TAREFAS A REALIZAR:
[a] Relacione todas as pessoas mencionadas pelo nome no trecho sobre o programa MCMV.
[b] Extraia do trecho sobre o programa MCMV, sem qualquer alteração, a passagem que vai de "A incorporadora Nortis" até "competição no segmento.", inclusive.

··· TRECHO DO DOCUMENTO

Bueno Netto analisa que um dos motivos para as incorporadoras estarem animadas como MCMV é conseguir aproveitar o funding do FGTS, que abastece o programa.


O financiamento para obras de média e alta renda tradicionalmente usa recurso da poupança. Esse mesmo dinheiro também financia os compradores dos imóveis. Como a poupança está perdendo recursos, os bancos têm preferido direcionar mais desse dinheiro para as pessoas físicas e menos para as jurídicas. Restam para as obras os fundos, como os da RBR, e financiamentos bancários com outros recursos, ambos com taxas mais altas no momento.


Os financiamentos do MCMV, porém, são operados pela Caixa, e aí pode haver uma barreira para a entrada no programa.


“A Caixa está mais restritiva do que foi no passado sobre concessão de crédito para financiar construção, não é qualquer incorporador que consegue”, diz Hugo Grassi, analista do Citi Bank.


“Quem não tem relacionamento com o banco vai levar um ano e meio para acertar isso”, diz Muszkat. A You, Inc já faz obras financiadas pela Caixa.


Companhias que já se dedicam ao econômico se preparam para o aumento de competição e aproveitam o fato de estarem na dianteira. Com os novos parâmetros do MCMV em ação, a MRV viu em julho um aumento na busca por imóveis de 54% no país e de 55% no Estado de São Paulo, ante o mesmo mês de 2022.


A incorporadora Nortis atua desde a sua fundação, em 2018, na baixa renda com a Vibra, que deve lançar perto de R$ 630 milhões neste ano. Para o ano que vem, a expectativa é aumentar para cerca de R$ 800 milhões.


Lucas Tarabori, diretor da Vibra, afirma que o novo MCMV faz com que a empresa consiga atender mais clientes e com entradas menores. Também será possível repassar parte do aumento do custo de construção dos últimos anos.


A EZTec, que constrói no econômico e na média e alta rendas, deve aumentar os lançamentos da sua linha de entrada, a Fit Casa. O plano é ter de 20% a 25% do VGV na marca, segundo o presidente, Silvio Ernesto Zarzur.


Na Cury, a “ordem do dia” é comprar terrenos em São Paulo e no Rio, segundo disse o presidente, Fabio Cury, em teleconferência de resultados. Os terrenos dão o primeiro sinal da alta na competição no segmento.


Grassi analisa que, mesmo assim, a competição no MCMV está mais tranquila do que já foi no passado, porque “players” pequenos perderam capacidade operacional nos últimos anos.

······
··· INFORMAÇÕES EXTRAÍDAS

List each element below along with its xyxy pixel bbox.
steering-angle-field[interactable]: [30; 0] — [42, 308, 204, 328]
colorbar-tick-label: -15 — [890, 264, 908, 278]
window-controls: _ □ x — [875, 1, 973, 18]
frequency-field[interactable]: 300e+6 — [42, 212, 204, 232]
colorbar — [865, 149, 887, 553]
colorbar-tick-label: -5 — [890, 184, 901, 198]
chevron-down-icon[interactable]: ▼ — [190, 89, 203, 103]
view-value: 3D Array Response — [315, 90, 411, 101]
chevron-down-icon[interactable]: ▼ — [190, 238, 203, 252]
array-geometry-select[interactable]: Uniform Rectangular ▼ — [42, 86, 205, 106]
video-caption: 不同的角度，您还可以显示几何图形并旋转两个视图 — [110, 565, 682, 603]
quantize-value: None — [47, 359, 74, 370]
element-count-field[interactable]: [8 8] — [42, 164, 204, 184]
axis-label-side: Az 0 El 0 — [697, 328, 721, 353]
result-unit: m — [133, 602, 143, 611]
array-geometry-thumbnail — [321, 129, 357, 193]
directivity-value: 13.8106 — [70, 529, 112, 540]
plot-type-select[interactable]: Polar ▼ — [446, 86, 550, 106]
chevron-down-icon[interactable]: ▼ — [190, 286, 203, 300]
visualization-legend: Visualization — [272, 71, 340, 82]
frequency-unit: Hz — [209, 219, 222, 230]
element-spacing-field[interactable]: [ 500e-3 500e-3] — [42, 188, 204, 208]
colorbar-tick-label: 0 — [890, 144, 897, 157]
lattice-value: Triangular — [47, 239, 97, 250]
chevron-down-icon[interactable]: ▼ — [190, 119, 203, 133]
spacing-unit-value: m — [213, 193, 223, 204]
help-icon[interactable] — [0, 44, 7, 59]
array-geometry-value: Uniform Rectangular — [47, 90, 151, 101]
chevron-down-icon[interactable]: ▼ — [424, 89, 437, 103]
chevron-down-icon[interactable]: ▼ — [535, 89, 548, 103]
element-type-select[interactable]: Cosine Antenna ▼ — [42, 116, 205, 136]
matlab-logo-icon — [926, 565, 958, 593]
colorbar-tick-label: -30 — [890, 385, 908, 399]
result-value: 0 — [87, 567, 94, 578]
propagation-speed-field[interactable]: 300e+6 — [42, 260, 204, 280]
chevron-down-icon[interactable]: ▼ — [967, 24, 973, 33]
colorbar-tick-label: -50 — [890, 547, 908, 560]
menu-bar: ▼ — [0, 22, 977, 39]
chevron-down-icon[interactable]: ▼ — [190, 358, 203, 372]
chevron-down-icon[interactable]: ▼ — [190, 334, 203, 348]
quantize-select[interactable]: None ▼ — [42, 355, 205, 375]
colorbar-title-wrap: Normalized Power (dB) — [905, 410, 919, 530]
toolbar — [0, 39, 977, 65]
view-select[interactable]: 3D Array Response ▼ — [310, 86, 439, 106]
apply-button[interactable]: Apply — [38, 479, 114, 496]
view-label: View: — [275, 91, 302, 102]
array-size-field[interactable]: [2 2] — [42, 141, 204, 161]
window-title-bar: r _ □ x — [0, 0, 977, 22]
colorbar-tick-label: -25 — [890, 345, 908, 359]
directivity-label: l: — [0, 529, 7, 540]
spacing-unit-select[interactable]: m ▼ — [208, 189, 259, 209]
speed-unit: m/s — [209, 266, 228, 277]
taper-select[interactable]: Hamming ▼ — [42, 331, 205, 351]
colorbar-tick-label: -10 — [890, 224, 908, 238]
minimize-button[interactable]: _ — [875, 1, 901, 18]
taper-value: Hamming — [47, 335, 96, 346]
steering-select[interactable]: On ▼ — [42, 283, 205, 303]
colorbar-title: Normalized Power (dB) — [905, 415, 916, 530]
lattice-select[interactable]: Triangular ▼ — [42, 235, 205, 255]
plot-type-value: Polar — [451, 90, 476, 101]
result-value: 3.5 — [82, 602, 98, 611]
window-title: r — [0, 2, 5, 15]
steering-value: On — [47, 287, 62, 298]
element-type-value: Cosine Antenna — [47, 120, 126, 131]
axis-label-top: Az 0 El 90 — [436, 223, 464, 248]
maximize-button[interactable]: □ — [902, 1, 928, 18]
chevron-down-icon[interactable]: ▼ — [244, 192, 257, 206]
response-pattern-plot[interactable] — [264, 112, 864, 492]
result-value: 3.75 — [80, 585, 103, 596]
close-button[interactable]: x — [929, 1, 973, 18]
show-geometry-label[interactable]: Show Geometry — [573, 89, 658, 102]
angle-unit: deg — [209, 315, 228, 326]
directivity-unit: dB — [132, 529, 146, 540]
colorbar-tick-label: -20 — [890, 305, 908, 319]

······

RESULTADOS DAS TAREFAS:
[a]
Bueno Netto
Hugo Grassi
Muszkat
Lucas Tarabori
Silvio Ernesto Zarzur
Fabio Cury

[b]
A incorporadora Nortis atua desde a sua fundação, em 2018, na baixa renda com a Vibra, que deve lançar perto de R$ 630 milhões neste ano. Para o ano que vem, a expectativa é aumentar para cerca de R$ 800 milhões.


Lucas Tarabori, diretor da Vibra, afirma que o novo MCMV faz com que a empresa consiga atender mais clientes e com entradas menores. Também será possível repassar parte do aumento do custo de construção dos últimos anos.


A EZTec, que constrói no econômico e na média e alta rendas, deve aumentar os lançamentos da sua linha de entrada, a Fit Casa. O plano é ter de 20% a 25% do VGV na marca, segundo o presidente, Silvio Ernesto Zarzur.


Na Cury, a “ordem do dia” é comprar terrenos em São Paulo e no Rio, segundo disse o presidente, Fabio Cury, em teleconferência de resultados. Os terrenos dão o primeiro sinal da alta na competição no segmento.